### Reading passage
BEGIN

The latest posts about explosives-Won't happen
1)BP would loose potential production
2) They would argue as others have here- too untested

I have to agree with 2. Also, if they could get something along the drill string(casing in the seafloor) with that kind of precision, they would already have done that and be sidetracking into the old well bore, which would be sort of like a relief well. They will get that in there and tag the old hole, but will take about as long as to drill the original.

This ain't the hell catters with John Wayne, The explosives used on the surface act like a giant blowing out the the birthday candles, plus some nitrogen technology to cool things down so the heat doesn't restart the stuff still coming out. That just puts out fires, doesn't stop the stuff coming out.

The most basic and easiest thing they could do to get deep water drilling restarted, with much less risk than in the immediate past, would be to require installation of the .5million$ BOP thingy used elsewhere in the world. I bet the Big guys would say "yes!!!" in a heart beat to get back to tapping that 25,000 BOPD potential down there. A rude comment about teenage boys, hot chicks and condoms come to mind. I also know that the next few years Company Men (the onsite representatives of the operators eg. BP, Exxon, Chevron) will be a bit more careful about following procedures erring on the side of safety. I would like to turn the spotlight back on them in the 2.5 to 3.5 year time frame, when the heat has died down. That's when they'll start slacking again, garanteed.

I also think the blame is going to fall on the Company Man- On drilling projects, the Co Man is god. When the rig is on day rate, the operator essentially owns it. The Co Man decides when to change the mud- or issues standing orders for when changes take place-if this, then that- for ALL aspects of what's happening on the rig. Bit parameters- weight, rpms, pump pressure, penetration rate- you name it. On large rigs(deepwater horizon as big as they get) you'll have a group of people on each aspect- guys (generic guys- can be women too- my wife worked with me for 11 years as a wellsite geologic technician) will be responsible for the directional drilling, another group responsible for the communication with the stuff on the bottom, another group dealing with mud, etc, and the Co Man will get reports and feed back from all of them, but He makes the calls- just like he made the call not to put in the 2nd cement plug to save a day. Unfortunately, it may be a case of he was either intentionally wrong, or unintentionally incompetent.

END

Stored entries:
BEGIN

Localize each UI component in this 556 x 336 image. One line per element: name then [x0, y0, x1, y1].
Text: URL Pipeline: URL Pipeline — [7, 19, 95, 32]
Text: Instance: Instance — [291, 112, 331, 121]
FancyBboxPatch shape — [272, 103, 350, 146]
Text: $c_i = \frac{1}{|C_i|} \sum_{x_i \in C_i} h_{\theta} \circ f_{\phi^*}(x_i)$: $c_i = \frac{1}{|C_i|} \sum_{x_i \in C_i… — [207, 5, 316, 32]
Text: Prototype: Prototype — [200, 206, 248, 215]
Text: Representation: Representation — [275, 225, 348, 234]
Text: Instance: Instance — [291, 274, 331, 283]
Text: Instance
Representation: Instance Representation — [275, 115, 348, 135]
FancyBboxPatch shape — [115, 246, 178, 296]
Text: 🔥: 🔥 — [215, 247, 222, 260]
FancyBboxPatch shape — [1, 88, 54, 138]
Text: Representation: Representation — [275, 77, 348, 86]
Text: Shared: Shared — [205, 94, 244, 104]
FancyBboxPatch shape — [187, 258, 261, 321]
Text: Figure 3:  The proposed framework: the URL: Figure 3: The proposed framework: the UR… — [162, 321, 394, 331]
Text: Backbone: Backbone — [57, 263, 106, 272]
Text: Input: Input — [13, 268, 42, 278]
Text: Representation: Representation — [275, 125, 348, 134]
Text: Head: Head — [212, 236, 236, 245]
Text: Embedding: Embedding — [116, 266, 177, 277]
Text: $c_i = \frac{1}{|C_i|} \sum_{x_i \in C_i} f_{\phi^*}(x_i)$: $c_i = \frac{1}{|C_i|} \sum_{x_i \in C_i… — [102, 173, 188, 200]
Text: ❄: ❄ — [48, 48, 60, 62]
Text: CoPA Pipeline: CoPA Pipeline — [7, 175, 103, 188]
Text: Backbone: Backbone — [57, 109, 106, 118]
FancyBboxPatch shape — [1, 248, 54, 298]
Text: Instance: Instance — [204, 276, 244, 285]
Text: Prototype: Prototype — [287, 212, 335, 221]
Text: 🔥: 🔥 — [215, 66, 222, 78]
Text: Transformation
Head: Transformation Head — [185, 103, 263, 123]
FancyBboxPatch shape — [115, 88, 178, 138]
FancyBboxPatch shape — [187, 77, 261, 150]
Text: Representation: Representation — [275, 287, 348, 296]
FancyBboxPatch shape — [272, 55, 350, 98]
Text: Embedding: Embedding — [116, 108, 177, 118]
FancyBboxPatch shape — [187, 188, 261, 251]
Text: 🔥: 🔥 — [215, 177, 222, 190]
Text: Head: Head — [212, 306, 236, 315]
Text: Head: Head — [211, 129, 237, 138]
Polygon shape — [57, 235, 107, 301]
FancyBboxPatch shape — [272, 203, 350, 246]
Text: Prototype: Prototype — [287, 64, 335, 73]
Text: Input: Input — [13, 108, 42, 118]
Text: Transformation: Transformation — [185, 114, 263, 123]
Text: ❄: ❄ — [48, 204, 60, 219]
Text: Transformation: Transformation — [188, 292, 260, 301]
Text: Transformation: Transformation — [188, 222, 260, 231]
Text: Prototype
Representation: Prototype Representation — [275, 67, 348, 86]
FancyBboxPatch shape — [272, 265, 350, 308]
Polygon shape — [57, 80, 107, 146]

END

### Exercise set
1/ Reproduce everything in the post on deepwater drilling from "The latest posts" down to "stuff coming out.".
2/ In the post on deepwater drilling, what call did the Company Man make in order to save a day?

### Expected responses
1/
The latest posts about explosives-Won't happen
1)BP would loose potential production
2) They would argue as others have here- too untested

I have to agree with 2. Also, if they could get something along the drill string(casing in the seafloor) with that kind of precision, they would already have done that and be sidetracking into the old well bore, which would be sort of like a relief well. They will get that in there and tag the old hole, but will take about as long as to drill the original.

This ain't the hell catters with John Wayne, The explosives used on the surface act like a giant blowing out the the birthday candles, plus some nitrogen technology to cool things down so the heat doesn't restart the stuff still coming out. That just puts out fires, doesn't stop the stuff coming out.

2/ He decided not to put in the second cement plug.